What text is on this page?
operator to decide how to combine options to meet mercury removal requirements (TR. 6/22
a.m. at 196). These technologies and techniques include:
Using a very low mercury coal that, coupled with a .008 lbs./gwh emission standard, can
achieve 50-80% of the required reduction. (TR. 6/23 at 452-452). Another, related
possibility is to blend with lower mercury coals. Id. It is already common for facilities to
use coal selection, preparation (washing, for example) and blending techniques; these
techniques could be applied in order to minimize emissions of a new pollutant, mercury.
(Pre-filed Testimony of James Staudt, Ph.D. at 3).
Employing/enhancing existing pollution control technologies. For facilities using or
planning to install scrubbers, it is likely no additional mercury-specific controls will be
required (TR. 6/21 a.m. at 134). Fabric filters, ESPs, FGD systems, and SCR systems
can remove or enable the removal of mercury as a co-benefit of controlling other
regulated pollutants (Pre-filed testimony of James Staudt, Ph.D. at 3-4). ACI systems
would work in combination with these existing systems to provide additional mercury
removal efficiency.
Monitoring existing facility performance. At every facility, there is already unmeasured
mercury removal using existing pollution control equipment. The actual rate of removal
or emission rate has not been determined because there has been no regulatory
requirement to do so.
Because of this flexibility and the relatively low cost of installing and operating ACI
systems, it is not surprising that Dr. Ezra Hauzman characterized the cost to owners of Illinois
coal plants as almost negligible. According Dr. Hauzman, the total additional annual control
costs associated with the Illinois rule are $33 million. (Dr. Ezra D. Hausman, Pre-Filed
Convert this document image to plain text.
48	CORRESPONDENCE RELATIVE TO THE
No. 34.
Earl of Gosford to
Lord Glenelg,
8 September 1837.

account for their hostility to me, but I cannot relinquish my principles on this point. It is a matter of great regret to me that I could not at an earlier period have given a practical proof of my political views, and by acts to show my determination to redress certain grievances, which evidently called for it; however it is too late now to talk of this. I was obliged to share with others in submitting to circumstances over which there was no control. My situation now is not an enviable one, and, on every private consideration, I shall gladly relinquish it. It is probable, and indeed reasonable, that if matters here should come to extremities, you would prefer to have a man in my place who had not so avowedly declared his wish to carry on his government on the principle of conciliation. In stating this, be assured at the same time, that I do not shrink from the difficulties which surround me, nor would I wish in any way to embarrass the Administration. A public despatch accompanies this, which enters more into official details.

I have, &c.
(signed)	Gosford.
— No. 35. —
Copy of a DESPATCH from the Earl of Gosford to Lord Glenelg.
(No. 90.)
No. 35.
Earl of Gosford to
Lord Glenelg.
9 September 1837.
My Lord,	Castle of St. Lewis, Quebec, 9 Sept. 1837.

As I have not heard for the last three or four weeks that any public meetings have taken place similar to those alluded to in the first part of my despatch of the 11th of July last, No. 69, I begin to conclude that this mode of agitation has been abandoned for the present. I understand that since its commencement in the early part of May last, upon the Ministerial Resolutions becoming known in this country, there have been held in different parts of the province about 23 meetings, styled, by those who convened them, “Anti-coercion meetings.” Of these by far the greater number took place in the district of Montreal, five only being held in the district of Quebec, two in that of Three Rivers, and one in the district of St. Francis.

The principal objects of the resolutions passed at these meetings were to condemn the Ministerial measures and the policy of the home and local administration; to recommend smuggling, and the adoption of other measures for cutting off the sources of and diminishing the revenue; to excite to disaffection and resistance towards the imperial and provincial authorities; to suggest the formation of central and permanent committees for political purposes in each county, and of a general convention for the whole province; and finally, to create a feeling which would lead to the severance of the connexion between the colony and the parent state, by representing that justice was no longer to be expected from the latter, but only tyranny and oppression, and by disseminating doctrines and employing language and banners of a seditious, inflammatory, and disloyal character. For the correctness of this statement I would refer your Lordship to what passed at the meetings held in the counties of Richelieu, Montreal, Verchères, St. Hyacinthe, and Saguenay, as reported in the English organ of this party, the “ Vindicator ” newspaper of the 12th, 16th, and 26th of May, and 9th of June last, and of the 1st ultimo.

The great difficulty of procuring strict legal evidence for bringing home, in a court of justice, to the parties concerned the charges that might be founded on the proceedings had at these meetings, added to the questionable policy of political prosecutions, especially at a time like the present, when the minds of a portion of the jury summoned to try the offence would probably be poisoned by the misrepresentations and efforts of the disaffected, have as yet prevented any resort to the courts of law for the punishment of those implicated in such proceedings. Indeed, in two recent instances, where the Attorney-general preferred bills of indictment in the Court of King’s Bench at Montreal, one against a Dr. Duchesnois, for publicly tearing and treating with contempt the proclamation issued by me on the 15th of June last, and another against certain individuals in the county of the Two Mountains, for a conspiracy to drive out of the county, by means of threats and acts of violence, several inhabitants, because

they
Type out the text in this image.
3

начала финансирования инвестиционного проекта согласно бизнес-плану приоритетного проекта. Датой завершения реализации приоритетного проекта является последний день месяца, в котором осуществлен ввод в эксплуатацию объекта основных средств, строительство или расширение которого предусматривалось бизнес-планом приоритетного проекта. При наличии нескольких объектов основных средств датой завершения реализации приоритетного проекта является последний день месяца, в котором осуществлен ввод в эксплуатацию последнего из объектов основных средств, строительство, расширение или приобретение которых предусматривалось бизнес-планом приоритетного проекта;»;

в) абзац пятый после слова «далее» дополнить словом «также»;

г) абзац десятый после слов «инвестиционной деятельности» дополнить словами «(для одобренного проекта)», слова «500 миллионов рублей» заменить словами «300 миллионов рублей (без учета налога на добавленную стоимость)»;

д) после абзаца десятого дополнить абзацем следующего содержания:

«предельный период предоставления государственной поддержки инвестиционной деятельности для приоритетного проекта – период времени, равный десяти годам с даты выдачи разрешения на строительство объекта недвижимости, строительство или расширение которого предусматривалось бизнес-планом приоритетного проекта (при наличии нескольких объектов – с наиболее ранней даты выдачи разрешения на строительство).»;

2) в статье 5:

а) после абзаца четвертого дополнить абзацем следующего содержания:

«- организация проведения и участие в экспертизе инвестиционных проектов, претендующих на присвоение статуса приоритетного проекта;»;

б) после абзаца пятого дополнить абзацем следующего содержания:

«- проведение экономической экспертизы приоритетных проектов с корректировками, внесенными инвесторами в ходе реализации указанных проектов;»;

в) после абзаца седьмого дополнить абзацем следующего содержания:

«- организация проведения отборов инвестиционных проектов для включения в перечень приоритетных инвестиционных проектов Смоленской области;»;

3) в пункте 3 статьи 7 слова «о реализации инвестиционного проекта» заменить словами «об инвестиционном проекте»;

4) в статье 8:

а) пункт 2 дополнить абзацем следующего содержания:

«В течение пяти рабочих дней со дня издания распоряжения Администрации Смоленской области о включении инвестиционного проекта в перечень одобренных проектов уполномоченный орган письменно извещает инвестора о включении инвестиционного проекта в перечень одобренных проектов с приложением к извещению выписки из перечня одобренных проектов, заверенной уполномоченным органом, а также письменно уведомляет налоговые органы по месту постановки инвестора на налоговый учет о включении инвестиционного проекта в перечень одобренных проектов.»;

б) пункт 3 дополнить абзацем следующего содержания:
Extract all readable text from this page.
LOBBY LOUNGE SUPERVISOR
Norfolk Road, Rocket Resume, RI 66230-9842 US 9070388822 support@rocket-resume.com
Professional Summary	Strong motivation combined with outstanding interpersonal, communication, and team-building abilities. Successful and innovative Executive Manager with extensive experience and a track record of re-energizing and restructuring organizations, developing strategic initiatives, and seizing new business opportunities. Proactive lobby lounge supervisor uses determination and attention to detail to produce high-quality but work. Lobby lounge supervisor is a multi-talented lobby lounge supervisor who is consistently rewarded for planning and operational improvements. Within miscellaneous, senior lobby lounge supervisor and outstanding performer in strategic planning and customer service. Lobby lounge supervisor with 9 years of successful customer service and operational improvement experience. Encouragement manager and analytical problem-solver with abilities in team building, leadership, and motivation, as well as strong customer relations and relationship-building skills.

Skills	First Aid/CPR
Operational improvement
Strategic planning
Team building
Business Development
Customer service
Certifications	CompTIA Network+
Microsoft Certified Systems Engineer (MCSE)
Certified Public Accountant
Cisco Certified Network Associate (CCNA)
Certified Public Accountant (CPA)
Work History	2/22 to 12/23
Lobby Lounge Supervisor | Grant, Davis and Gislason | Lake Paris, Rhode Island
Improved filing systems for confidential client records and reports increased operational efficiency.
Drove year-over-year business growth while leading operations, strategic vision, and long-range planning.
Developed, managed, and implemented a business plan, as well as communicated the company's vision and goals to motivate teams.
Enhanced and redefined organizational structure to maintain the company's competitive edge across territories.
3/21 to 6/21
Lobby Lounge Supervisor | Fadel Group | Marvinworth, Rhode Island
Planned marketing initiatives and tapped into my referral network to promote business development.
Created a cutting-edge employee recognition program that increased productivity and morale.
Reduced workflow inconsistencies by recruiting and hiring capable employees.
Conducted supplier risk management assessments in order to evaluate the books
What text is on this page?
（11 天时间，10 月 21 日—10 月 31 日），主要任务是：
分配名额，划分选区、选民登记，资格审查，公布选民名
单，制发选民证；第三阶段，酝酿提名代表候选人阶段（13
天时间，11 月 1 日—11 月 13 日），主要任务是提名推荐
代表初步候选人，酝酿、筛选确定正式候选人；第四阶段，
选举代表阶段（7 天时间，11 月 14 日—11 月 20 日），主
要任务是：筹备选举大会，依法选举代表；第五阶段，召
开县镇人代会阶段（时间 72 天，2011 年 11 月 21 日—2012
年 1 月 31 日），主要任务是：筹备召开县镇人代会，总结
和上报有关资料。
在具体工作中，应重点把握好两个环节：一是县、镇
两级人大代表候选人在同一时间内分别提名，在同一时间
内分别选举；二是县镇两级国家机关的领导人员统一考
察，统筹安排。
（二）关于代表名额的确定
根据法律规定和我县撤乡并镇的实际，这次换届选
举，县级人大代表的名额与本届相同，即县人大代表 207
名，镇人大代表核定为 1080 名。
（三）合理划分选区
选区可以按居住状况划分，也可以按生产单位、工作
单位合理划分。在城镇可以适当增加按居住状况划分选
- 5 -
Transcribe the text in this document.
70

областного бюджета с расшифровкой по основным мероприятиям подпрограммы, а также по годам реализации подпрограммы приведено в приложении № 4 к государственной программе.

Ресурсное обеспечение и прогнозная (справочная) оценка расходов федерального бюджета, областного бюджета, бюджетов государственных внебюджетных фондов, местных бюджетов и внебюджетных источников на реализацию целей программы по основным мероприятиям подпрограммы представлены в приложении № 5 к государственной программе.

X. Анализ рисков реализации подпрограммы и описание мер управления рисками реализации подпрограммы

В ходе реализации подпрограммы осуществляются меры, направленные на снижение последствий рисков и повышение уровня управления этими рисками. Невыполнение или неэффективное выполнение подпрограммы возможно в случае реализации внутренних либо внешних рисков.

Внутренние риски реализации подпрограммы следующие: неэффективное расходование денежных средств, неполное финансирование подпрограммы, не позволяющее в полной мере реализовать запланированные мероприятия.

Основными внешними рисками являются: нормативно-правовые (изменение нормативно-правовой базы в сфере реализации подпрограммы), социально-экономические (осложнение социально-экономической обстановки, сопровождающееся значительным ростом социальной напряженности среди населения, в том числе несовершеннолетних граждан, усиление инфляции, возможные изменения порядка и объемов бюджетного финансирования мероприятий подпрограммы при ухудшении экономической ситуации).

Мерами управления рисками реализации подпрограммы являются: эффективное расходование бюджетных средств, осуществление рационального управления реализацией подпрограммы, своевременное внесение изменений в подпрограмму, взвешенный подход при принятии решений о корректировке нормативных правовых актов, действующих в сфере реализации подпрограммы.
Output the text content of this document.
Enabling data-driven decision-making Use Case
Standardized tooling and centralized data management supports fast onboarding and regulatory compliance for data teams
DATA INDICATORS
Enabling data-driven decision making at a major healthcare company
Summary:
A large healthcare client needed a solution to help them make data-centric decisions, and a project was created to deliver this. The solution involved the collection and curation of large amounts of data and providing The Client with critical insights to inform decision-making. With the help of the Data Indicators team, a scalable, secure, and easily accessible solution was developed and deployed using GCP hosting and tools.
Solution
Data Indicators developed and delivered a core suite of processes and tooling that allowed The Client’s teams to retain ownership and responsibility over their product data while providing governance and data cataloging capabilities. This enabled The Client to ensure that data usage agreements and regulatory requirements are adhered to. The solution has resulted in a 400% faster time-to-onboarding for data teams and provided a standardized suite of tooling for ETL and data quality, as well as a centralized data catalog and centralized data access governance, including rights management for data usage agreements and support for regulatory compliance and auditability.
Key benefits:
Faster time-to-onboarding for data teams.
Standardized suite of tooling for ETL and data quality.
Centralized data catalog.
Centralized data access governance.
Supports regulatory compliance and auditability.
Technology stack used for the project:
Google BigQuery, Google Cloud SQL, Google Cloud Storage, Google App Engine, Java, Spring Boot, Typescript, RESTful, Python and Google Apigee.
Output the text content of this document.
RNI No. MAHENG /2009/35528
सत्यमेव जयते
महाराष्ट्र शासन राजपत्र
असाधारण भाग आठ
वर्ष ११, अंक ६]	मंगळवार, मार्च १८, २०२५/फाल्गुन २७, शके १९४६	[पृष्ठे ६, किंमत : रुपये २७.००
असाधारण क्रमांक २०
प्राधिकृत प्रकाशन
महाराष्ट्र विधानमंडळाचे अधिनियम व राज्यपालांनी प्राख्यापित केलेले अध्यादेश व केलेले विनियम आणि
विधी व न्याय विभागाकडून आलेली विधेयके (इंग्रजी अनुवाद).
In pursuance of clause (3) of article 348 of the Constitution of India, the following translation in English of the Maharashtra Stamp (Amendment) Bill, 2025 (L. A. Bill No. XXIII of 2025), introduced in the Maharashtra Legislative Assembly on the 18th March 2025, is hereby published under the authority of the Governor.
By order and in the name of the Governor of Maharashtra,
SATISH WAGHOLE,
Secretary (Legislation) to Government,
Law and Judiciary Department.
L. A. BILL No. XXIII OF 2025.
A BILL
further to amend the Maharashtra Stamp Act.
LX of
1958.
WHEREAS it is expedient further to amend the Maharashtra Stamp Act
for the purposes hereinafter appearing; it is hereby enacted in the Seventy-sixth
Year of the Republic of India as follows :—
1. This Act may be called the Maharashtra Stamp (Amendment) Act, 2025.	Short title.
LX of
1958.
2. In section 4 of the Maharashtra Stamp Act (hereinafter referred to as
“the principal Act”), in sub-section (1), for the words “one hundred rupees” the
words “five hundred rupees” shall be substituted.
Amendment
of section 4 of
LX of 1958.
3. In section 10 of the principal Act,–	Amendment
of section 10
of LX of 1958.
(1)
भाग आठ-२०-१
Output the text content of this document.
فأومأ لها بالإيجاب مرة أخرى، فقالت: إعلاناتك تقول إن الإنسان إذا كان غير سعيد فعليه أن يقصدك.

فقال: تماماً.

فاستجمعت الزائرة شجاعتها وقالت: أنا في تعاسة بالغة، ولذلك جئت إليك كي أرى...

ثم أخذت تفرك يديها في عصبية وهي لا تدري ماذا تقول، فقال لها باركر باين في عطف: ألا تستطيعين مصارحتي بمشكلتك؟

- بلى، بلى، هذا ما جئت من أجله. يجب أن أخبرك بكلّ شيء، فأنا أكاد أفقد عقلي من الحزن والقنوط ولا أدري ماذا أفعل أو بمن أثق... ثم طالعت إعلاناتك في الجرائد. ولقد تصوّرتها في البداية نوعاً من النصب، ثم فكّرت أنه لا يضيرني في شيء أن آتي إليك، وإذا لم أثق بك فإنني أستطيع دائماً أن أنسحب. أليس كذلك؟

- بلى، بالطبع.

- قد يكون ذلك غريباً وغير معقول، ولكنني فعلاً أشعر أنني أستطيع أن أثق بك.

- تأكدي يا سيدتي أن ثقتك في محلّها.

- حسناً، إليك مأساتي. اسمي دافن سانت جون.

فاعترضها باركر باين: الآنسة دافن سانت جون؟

▬▬▬▬▬▬

▶ [AIM OF THE TASK] Which lines hold the word "слова"? Copy every one of them.

▶ [OUTPUT FOR THIS EXERCISE]
в) абзац пятый после слова «далее» дополнить словом «также»;
г) абзац десятый после слов «инвестиционной деятельности» дополнить словами «(для одобренного проекта)», слова «500 миллионов рублей» заменить словами «300 миллионов рублей (без учета налога на добавленную стоимость)»;
3) в пункте 3 статьи 7 слова «о реализации инвестиционного проекта» заменить словами «об инвестиционном проекте»;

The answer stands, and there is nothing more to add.